# Start of The records

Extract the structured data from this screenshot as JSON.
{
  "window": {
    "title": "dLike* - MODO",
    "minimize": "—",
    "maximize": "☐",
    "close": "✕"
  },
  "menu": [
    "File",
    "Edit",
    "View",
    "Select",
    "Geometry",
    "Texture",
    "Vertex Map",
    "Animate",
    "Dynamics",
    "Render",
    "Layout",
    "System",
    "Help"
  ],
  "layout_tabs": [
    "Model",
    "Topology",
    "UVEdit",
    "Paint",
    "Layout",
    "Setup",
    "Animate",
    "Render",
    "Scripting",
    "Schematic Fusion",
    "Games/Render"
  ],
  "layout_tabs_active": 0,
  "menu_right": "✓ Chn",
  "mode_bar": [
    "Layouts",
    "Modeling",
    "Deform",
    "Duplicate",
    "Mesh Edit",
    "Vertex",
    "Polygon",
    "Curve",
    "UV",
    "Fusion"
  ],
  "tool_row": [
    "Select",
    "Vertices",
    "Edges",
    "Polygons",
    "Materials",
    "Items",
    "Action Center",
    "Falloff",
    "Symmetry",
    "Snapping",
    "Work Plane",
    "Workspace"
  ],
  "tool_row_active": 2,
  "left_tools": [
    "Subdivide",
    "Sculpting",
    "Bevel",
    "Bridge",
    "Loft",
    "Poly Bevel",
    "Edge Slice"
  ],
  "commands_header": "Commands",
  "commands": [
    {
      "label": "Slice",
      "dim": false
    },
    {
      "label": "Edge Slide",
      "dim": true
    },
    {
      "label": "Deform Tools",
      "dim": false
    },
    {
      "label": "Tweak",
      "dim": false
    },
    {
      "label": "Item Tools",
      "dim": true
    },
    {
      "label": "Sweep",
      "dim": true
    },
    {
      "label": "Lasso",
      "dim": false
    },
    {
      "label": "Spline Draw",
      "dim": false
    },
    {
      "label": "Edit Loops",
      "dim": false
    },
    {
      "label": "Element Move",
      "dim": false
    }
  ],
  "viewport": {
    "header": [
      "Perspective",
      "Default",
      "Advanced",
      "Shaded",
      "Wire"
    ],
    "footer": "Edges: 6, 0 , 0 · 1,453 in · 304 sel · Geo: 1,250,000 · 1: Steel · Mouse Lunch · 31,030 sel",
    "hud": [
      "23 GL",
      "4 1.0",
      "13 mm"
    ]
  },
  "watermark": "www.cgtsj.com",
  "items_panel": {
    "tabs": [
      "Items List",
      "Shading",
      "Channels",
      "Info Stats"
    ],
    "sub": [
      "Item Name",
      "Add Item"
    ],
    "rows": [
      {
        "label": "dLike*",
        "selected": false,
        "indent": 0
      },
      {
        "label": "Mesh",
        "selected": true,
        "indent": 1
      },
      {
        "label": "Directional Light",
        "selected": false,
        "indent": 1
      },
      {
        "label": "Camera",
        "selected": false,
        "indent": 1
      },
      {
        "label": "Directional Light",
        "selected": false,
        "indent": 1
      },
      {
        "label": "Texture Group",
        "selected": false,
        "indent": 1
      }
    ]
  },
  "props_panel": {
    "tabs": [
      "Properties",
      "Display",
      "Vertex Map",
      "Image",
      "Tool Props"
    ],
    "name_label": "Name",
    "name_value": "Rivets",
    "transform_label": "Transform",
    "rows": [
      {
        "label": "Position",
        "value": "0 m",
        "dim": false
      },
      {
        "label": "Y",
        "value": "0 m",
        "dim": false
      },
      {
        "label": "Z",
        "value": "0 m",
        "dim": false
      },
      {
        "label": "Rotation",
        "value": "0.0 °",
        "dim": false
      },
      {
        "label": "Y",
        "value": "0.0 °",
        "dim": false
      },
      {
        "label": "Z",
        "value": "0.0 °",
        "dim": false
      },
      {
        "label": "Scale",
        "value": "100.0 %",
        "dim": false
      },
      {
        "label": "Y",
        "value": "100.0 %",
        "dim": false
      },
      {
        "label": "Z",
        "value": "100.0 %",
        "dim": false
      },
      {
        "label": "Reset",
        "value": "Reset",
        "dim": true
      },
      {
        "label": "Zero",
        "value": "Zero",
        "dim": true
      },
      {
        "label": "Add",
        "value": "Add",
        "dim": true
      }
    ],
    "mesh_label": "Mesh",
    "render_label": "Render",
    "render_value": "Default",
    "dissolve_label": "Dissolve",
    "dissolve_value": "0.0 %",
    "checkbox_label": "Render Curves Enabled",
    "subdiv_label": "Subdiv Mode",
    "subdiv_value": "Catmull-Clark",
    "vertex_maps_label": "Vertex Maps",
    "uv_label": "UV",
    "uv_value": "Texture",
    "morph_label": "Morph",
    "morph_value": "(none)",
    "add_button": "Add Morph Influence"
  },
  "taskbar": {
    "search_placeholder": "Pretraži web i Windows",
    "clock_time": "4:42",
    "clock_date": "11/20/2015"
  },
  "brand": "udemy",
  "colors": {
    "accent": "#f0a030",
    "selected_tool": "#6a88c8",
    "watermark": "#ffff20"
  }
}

# End of The records

Aim
Write out the data again, exactly and in full.

Exercise output
Extract the structured data from this screenshot as JSON.
{
  "window": {
    "title": "dLike* - MODO",
    "minimize": "—",
    "maximize": "☐",
    "close": "✕"
  },
  "menu": [
    "File",
    "Edit",
    "View",
    "Select",
    "Geometry",
    "Texture",
    "Vertex Map",
    "Animate",
    "Dynamics",
    "Render",
    "Layout",
    "System",
    "Help"
  ],
  "layout_tabs": [
    "Model",
    "Topology",
    "UVEdit",
    "Paint",
    "Layout",
    "Setup",
    "Animate",
    "Render",
    "Scripting",
    "Schematic Fusion",
    "Games/Render"
  ],
  "layout_tabs_active": 0,
  "menu_right": "✓ Chn",
  "mode_bar": [
    "Layouts",
    "Modeling",
    "Deform",
    "Duplicate",
    "Mesh Edit",
    "Vertex",
    "Polygon",
    "Curve",
    "UV",
    "Fusion"
  ],
  "tool_row": [
    "Select",
    "Vertices",
    "Edges",
    "Polygons",
    "Materials",
    "Items",
    "Action Center",
    "Falloff",
    "Symmetry",
    "Snapping",
    "Work Plane",
    "Workspace"
  ],
  "tool_row_active": 2,
  "left_tools": [
    "Subdivide",
    "Sculpting",
    "Bevel",
    "Bridge",
    "Loft",
    "Poly Bevel",
    "Edge Slice"
  ],
  "commands_header": "Commands",
  "commands": [
    {
      "label": "Slice",
      "dim": false
    },
    {
      "label": "Edge Slide",
      "dim": true
    },
    {
      "label": "Deform Tools",
      "dim": false
    },
    {
      "label": "Tweak",
      "dim": false
    },
    {
      "label": "Item Tools",
      "dim": true
    },
    {
      "label": "Sweep",
      "dim": true
    },
    {
      "label": "Lasso",
      "dim": false
    },
    {
      "label": "Spline Draw",
      "dim": false
    },
    {
      "label": "Edit Loops",
      "dim": false
    },
    {
      "label": "Element Move",
      "dim": false
    }
  ],
  "viewport": {
    "header": [
      "Perspective",
      "Default",
      "Advanced",
      "Shaded",
      "Wire"
    ],
    "footer": "Edges: 6, 0 , 0 · 1,453 in · 304 sel · Geo: 1,250,000 · 1: Steel · Mouse Lunch · 31,030 sel",
    "hud": [
      "23 GL",
      "4 1.0",
      "13 mm"
    ]
  },
  "watermark": "www.cgtsj.com",
  "items_panel": {
    "tabs": [
      "Items List",
      "Shading",
      "Channels",
      "Info Stats"
    ],
    "sub": [
      "Item Name",
      "Add Item"
    ],
    "rows": [
      {
        "label": "dLike*",
        "selected": false,
        "indent": 0
      },
      {
        "label": "Mesh",
        "selected": true,
        "indent": 1
      },
      {
        "label": "Directional Light",
        "selected": false,
        "indent": 1
      },
      {
        "label": "Camera",
        "selected": false,
        "indent": 1
      },
      {
        "label": "Directional Light",
        "selected": false,
        "indent": 1
      },
      {
        "label": "Texture Group",
        "selected": false,
        "indent": 1
      }
    ]
  },
  "props_panel": {
    "tabs": [
      "Properties",
      "Display",
      "Vertex Map",
      "Image",
      "Tool Props"
    ],
    "name_label": "Name",
    "name_value": "Rivets",
    "transform_label": "Transform",
    "rows": [
      {
        "label": "Position",
        "value": "0 m",
        "dim": false
      },
      {
        "label": "Y",
        "value": "0 m",
        "dim": false
      },
      {
        "label": "Z",
        "value": "0 m",
        "dim": false
      },
      {
        "label": "Rotation",
        "value": "0.0 °",
        "dim": false
      },
      {
        "label": "Y",
        "value": "0.0 °",
        "dim": false
      },
      {
        "label": "Z",
        "value": "0.0 °",
        "dim": false
      },
      {
        "label": "Scale",
        "value": "100.0 %",
        "dim": false
      },
      {
        "label": "Y",
        "value": "100.0 %",
        "dim": false
      },
      {
        "label": "Z",
        "value": "100.0 %",
        "dim": false
      },
      {
        "label": "Reset",
        "value": "Reset",
        "dim": true
      },
      {
        "label": "Zero",
        "value": "Zero",
        "dim": true
      },
      {
        "label": "Add",
        "value": "Add",
        "dim": true
      }
    ],
    "mesh_label": "Mesh",
    "render_label": "Render",
    "render_value": "Default",
    "dissolve_label": "Dissolve",
    "dissolve_value": "0.0 %",
    "checkbox_label": "Render Curves Enabled",
    "subdiv_label": "Subdiv Mode",
    "subdiv_value": "Catmull-Clark",
    "vertex_maps_label": "Vertex Maps",
    "uv_label": "UV",
    "uv_value": "Texture",
    "morph_label": "Morph",
    "morph_value": "(none)",
    "add_button": "Add Morph Influence"
  },
  "taskbar": {
    "search_placeholder": "Pretraži web i Windows",
    "clock_time": "4:42",
    "clock_date": "11/20/2015"
  },
  "brand": "udemy",
  "colors": {
    "accent": "#f0a030",
    "selected_tool": "#6a88c8",
    "watermark": "#ffff20"
  }
}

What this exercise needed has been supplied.